#### Goal:
Below is a block of records. Copy every line in it that contains the word "avril".
·····
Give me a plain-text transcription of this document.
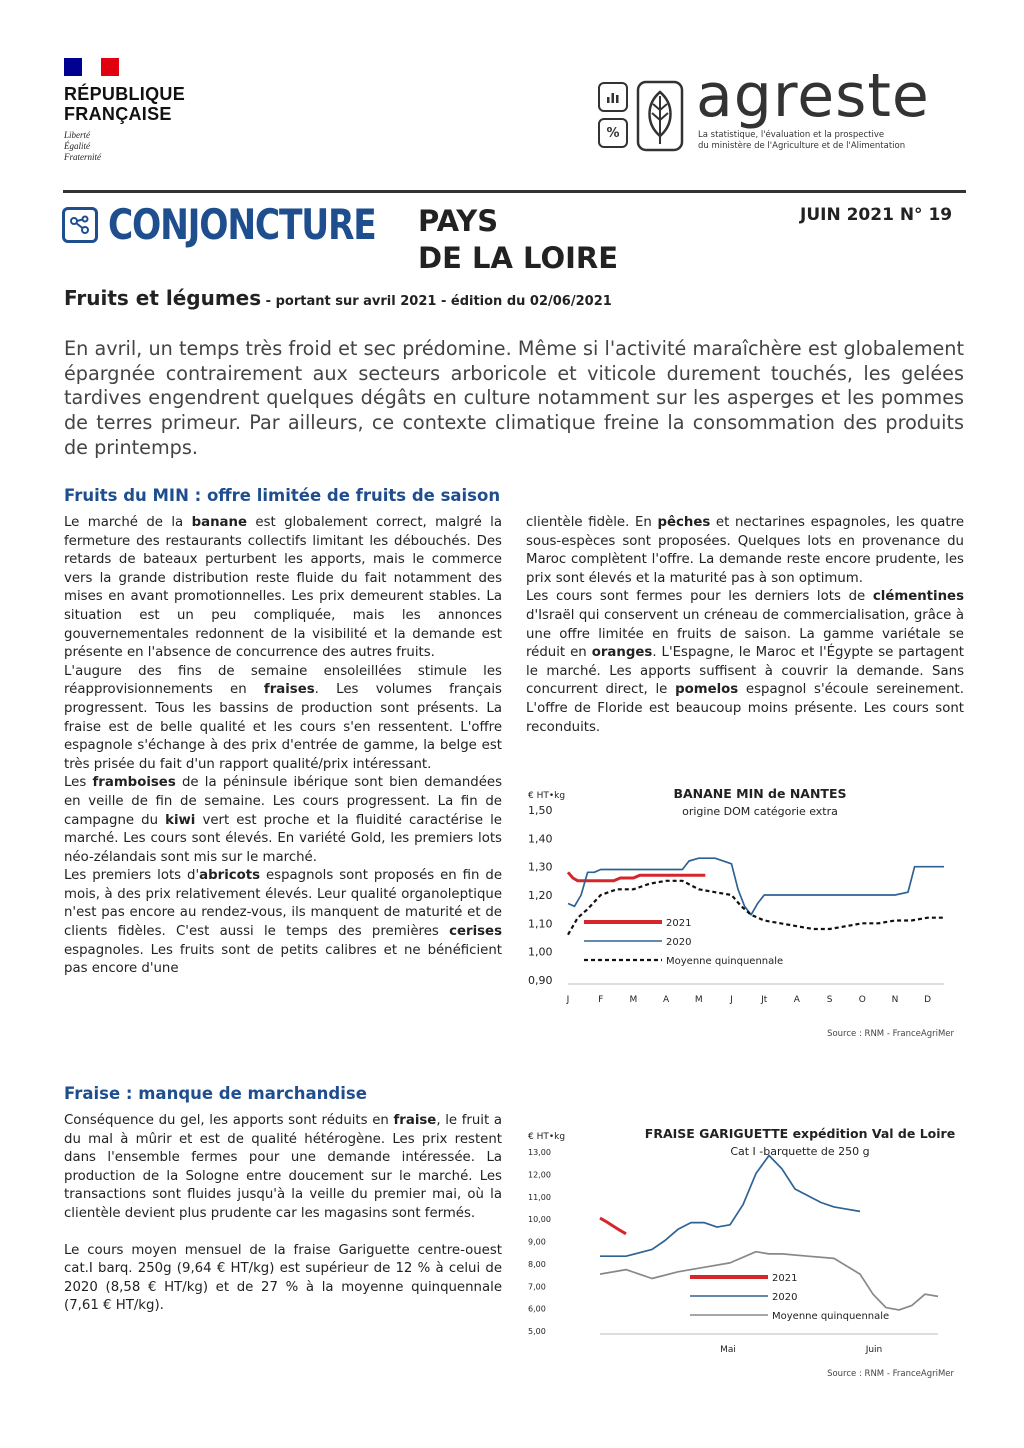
RÉPUBLIQUE
FRANÇAISE
Liberté
Égalité
Fraternité
%
agreste
La statistique, l'évaluation et la prospective
du ministère de l'Agriculture et de l'Alimentation
CONJONCTURE PAYS
DE LA LOIRE
JUIN 2021 N° 19
Fruits et légumes - portant sur avril 2021 - édition du 02/06/2021
En avril, un temps très froid et sec prédomine. Même si l'activité maraîchère est globalement épargnée contrairement aux secteurs arboricole et viticole durement touchés, les gelées tardives engendrent quelques dégâts en culture notamment sur les asperges et les pommes de terres primeur. Par ailleurs, ce contexte climatique freine la consommation des produits de printemps.
Fruits du MIN : offre limitée de fruits de saison

Le marché de la banane est globalement correct, malgré la fermeture des restaurants collectifs limitant les débouchés. Des retards de bateaux perturbent les apports, mais le commerce vers la grande distribution reste fluide du fait notamment des mises en avant promotionnelles. Les prix demeurent stables. La situation est un peu compliquée, mais les annonces gouvernementales redonnent de la visibilité et la demande est présente en l'absence de concurrence des autres fruits.

L'augure des fins de semaine ensoleillées stimule les réapprovisionnements en fraises. Les volumes français progressent. Tous les bassins de production sont présents. La fraise est de belle qualité et les cours s'en ressentent. L'offre espagnole s'échange à des prix d'entrée de gamme, la belge est très prisée du fait d'un rapport qualité/prix intéressant.

Les framboises de la péninsule ibérique sont bien demandées en veille de fin de semaine. Les cours progressent. La fin de campagne du kiwi vert est proche et la fluidité caractérise le marché. Les cours sont élevés. En variété Gold, les premiers lots néo-zélandais sont mis sur le marché.

Les premiers lots d'abricots espagnols sont proposés en fin de mois, à des prix relativement élevés. Leur qualité organoleptique n'est pas encore au rendez-vous, ils manquent de maturité et de clients fidèles. C'est aussi le temps des premières cerises espagnoles. Les fruits sont de petits calibres et ne bénéficient pas encore d'une

clientèle fidèle. En pêches et nectarines espagnoles, les quatre sous-espèces sont proposées. Quelques lots en provenance du Maroc complètent l'offre. La demande reste encore prudente, les prix sont élevés et la maturité pas à son optimum.

Les cours sont fermes pour les derniers lots de clémentines d'Israël qui conservent un créneau de commercialisation, grâce à une offre limitée en fruits de saison. La gamme variétale se réduit en oranges. L'Espagne, le Maroc et l'Égypte se partagent le marché. Les apports suffisent à couvrir la demande. Sans concurrent direct, le pomelos espagnol s'écoule sereinement. L'offre de Floride est beaucoup moins présente. Les cours sont reconduits.

€ HT•kg
1,50
1,40
1,30
1,20
1,10
1,00
0,90
J	F	M	A	M	J	Jt	A	S	O	N	D
BANANE MIN de NANTES
origine DOM catégorie extra
2021
2020
Moyenne quinquennale
Source : RNM - FranceAgriMer
Fraise : manque de marchandise

Conséquence du gel, les apports sont réduits en fraise, le fruit a du mal à mûrir et est de qualité hétérogène. Les prix restent dans l'ensemble fermes pour une demande intéressée. La production de la Sologne entre doucement sur le marché. Les transactions sont fluides jusqu'à la veille du premier mai, où la clientèle devient plus prudente car les magasins sont fermés.

Le cours moyen mensuel de la fraise Gariguette centre-ouest cat.I barq. 250g (9,64 € HT/kg) est supérieur de 12 % à celui de 2020 (8,58 € HT/kg) et de 27 % à la moyenne quinquennale (7,61 € HT/kg).

€ HT•kg
13,00
12,00
11,00
10,00
9,00
8,00
7,00
6,00
5,00
Mai	Juin
FRAISE GARIGUETTE expédition Val de Loire
Cat I -barquette de 250 g
2021
2020
Moyenne quinquennale
Source : RNM - FranceAgriMer
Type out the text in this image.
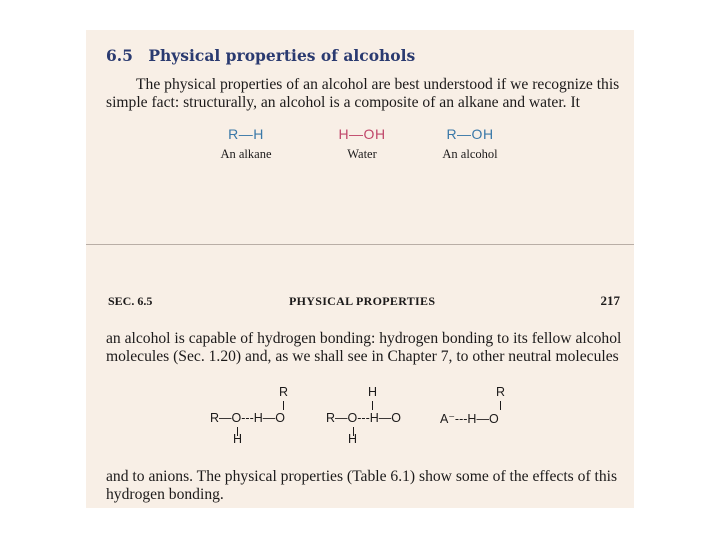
6.5 Physical properties of alcohols
The physical properties of an alcohol are best understood if we recognize this
simple fact: structurally, an alcohol is a composite of an alkane and water. It
R—H
An alkane
H—OH
Water
R—OH
An alcohol
SEC. 6.5	PHYSICAL PROPERTIES	217
an alcohol is capable of hydrogen bonding: hydrogen bonding to its fellow alcohol
molecules (Sec. 1.20) and, as we shall see in Chapter 7, to other neutral molecules
R
R—O---H—O
H
H
R—O---H—O
H
R
A⁻---H—O
and to anions. The physical properties (Table 6.1) show some of the effects of this
hydrogen bonding.
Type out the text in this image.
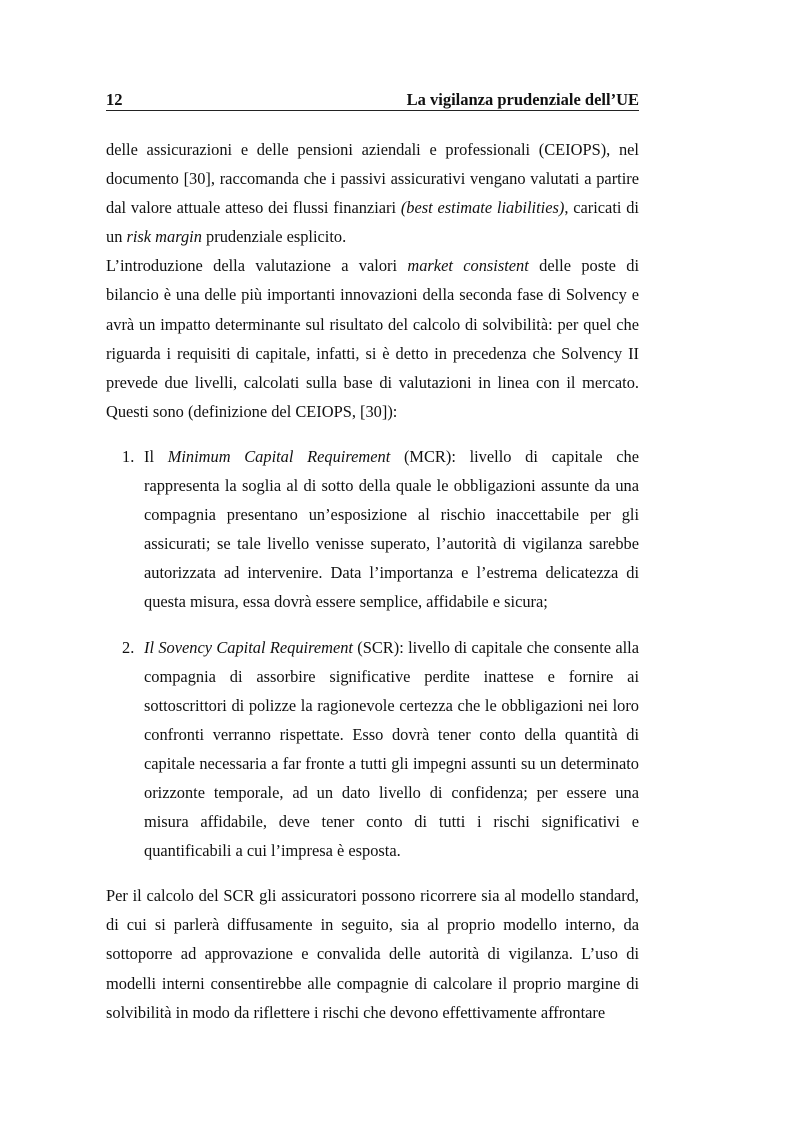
12	La vigilanza prudenziale dell’UE

delle assicurazioni e delle pensioni aziendali e professionali (CEIOPS), nel documento [30], raccomanda che i passivi assicurativi vengano valutati a partire dal valore attuale atteso dei flussi finanziari (best estimate liabilities), caricati di un risk margin prudenziale esplicito.

L’introduzione della valutazione a valori market consistent delle poste di bilancio è una delle più importanti innovazioni della seconda fase di Solvency e avrà un impatto determinante sul risultato del calcolo di solvibilità: per quel che riguarda i requisiti di capitale, infatti, si è detto in precedenza che Solvency II prevede due livelli, calcolati sulla base di valutazioni in linea con il mercato. Questi sono (definizione del CEIOPS, [30]):

1. Il Minimum Capital Requirement (MCR): livello di capitale che rappresenta la soglia al di sotto della quale le obbligazioni assunte da una compagnia presentano un’esposizione al rischio inaccettabile per gli assicurati; se tale livello venisse superato, l’autorità di vigilanza sarebbe autorizzata ad intervenire. Data l’importanza e l’estrema delicatezza di questa misura, essa dovrà essere semplice, affidabile e sicura;
2. Il Sovency Capital Requirement (SCR): livello di capitale che consente alla compagnia di assorbire significative perdite inattese e fornire ai sottoscrittori di polizze la ragionevole certezza che le obbligazioni nei loro confronti verranno rispettate. Esso dovrà tener conto della quantità di capitale necessaria a far fronte a tutti gli impegni assunti su un determinato orizzonte temporale, ad un dato livello di confidenza; per essere una misura affidabile, deve tener conto di tutti i rischi significativi e quantificabili a cui l’impresa è esposta.

Per il calcolo del SCR gli assicuratori possono ricorrere sia al modello standard, di cui si parlerà diffusamente in seguito, sia al proprio modello interno, da sottoporre ad approvazione e convalida delle autorità di vigilanza. L’uso di modelli interni consentirebbe alle compagnie di calcolare il proprio margine di solvibilità in modo da riflettere i rischi che devono effettivamente affrontare
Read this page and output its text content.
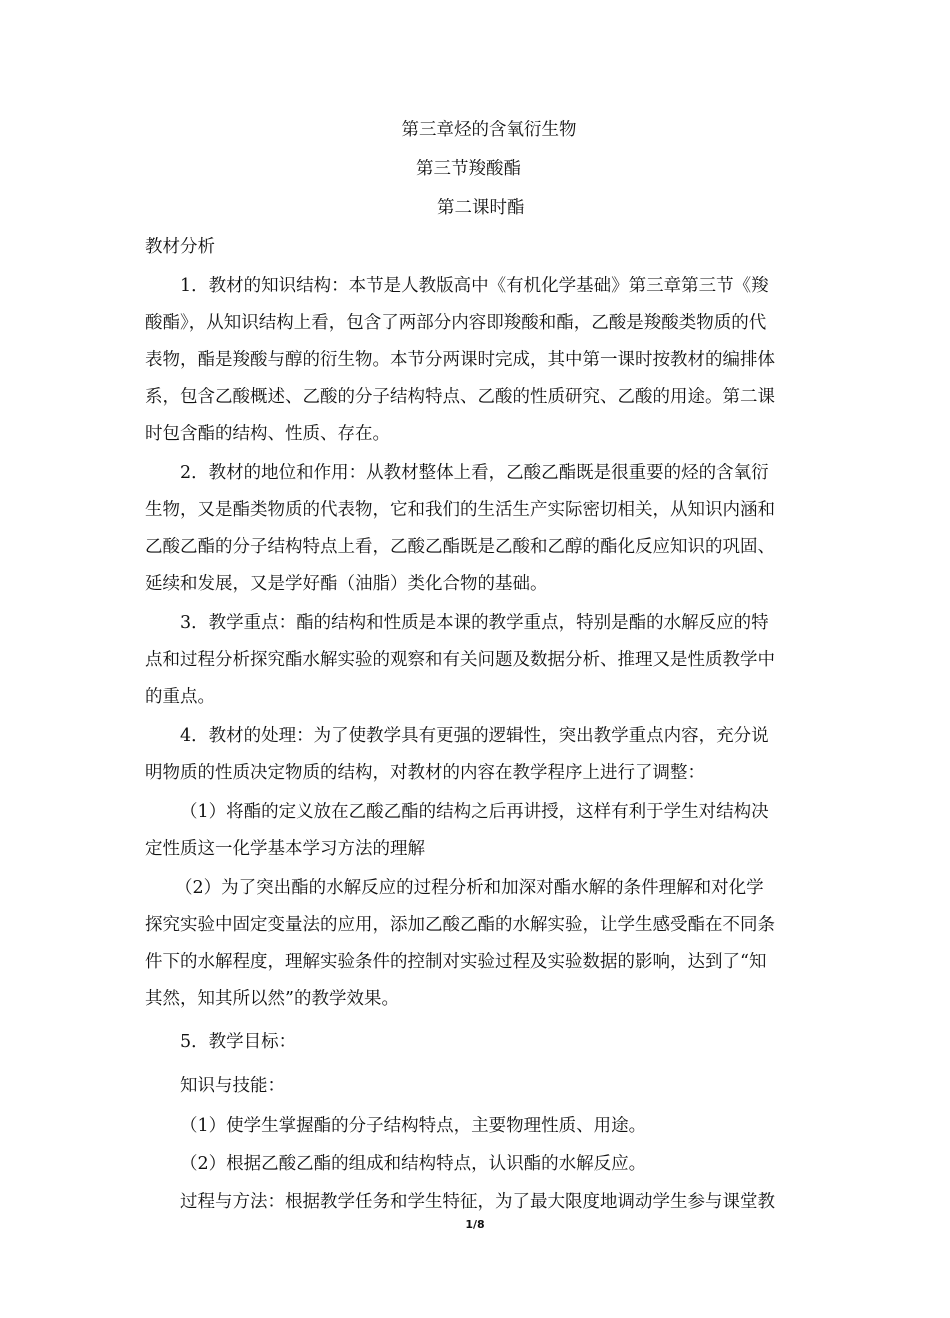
第三章烃的含氧衍生物
第三节羧酸酯
第二课时酯
教材分析
1．教材的知识结构：本节是人教版高中《有机化学基础》第三章第三节《羧
酸酯》，从知识结构上看，包含了两部分内容即羧酸和酯，乙酸是羧酸类物质的代
表物，酯是羧酸与醇的衍生物。本节分两课时完成，其中第一课时按教材的编排体
系，包含乙酸概述、乙酸的分子结构特点、乙酸的性质研究、乙酸的用途。第二课
时包含酯的结构、性质、存在。
2．教材的地位和作用：从教材整体上看，乙酸乙酯既是很重要的烃的含氧衍
生物，又是酯类物质的代表物，它和我们的生活生产实际密切相关，从知识内涵和
乙酸乙酯的分子结构特点上看，乙酸乙酯既是乙酸和乙醇的酯化反应知识的巩固、
延续和发展，又是学好酯（油脂）类化合物的基础。
3．教学重点：酯的结构和性质是本课的教学重点，特别是酯的水解反应的特
点和过程分析探究酯水解实验的观察和有关问题及数据分析、推理又是性质教学中
的重点。
4．教材的处理：为了使教学具有更强的逻辑性，突出教学重点内容，充分说
明物质的性质决定物质的结构，对教材的内容在教学程序上进行了调整：
（1）将酯的定义放在乙酸乙酯的结构之后再讲授，这样有利于学生对结构决
定性质这一化学基本学习方法的理解
（2）为了突出酯的水解反应的过程分析和加深对酯水解的条件理解和对化学
探究实验中固定变量法的应用，添加乙酸乙酯的水解实验，让学生感受酯在不同条
件下的水解程度，理解实验条件的控制对实验过程及实验数据的影响，达到了“知
其然，知其所以然”的教学效果。
5．教学目标：
知识与技能：
（1）使学生掌握酯的分子结构特点，主要物理性质、用途。
（2）根据乙酸乙酯的组成和结构特点，认识酯的水解反应。
过程与方法：根据教学任务和学生特征，为了最大限度地调动学生参与课堂教
1/8
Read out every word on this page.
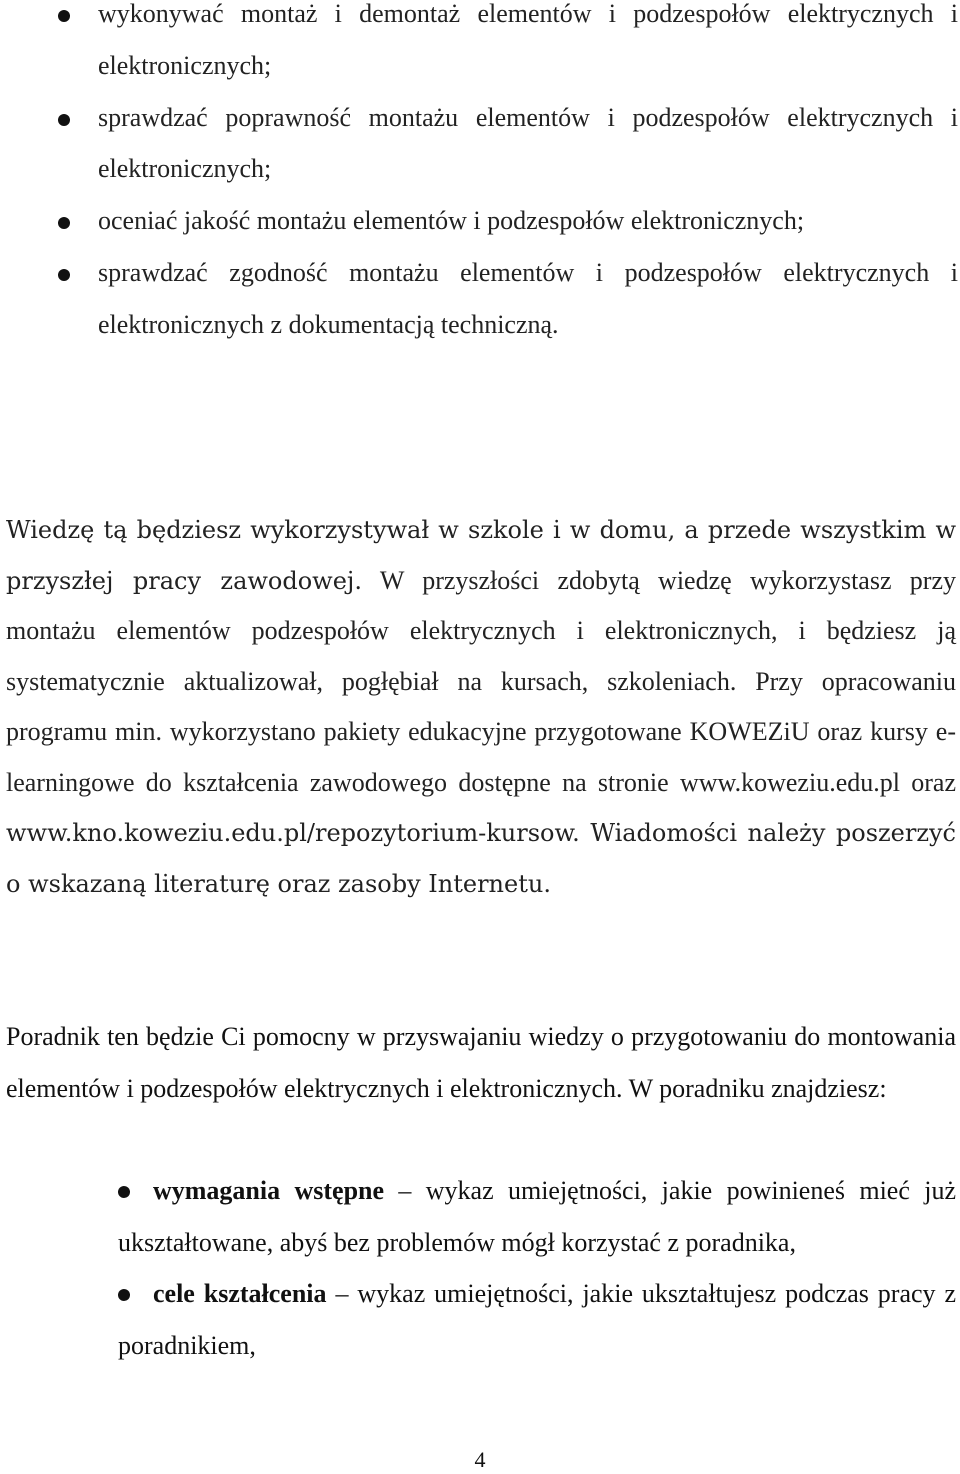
wykonywać montaż i demontaż elementów i podzespołów elektrycznych i elektronicznych;
sprawdzać poprawność montażu elementów i podzespołów elektrycznych i elektronicznych;
oceniać jakość montażu elementów i podzespołów elektronicznych;
sprawdzać zgodność montażu elementów i podzespołów elektrycznych i elektronicznych z dokumentacją techniczną.

Wiedzę tą będziesz wykorzystywał w szkole i w domu, a przede wszystkim w przyszłej pracy zawodowej. W przyszłości zdobytą wiedzę wykorzystasz przy montażu elementów podzespołów elektrycznych i elektronicznych, i będziesz ją systematycznie aktualizował, pogłębiał na kursach, szkoleniach. Przy opracowaniu programu min. wykorzystano pakiety edukacyjne przygotowane KOWEZiU oraz kursy e-learningowe do kształcenia zawodowego dostępne na stronie www.koweziu.edu.pl oraz www.kno.koweziu.edu.pl/repozytorium-kursow. Wiadomości należy poszerzyć o wskazaną literaturę oraz zasoby Internetu.

Poradnik ten będzie Ci pomocny w przyswajaniu wiedzy o przygotowaniu do montowania elementów i podzespołów elektrycznych i elektronicznych. W poradniku znajdziesz:

wymagania wstępne – wykaz umiejętności, jakie powinieneś mieć już ukształtowane, abyś bez problemów mógł korzystać z poradnika,
cele kształcenia – wykaz umiejętności, jakie ukształtujesz podczas pracy z poradnikiem,
4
·····
#### Task result:
Fruits et légumes - portant sur avril 2021 - édition du 02/06/2021
En avril, un temps très froid et sec prédomine. Même si l'activité maraîchère est globalement épargnée contrairement aux secteurs arboricole et viticole durement touchés, les gelées tardives engendrent quelques dégâts en culture notamment sur les asperges et les pommes de terres primeur. Par ailleurs, ce contexte climatique freine la consommation des produits de printemps.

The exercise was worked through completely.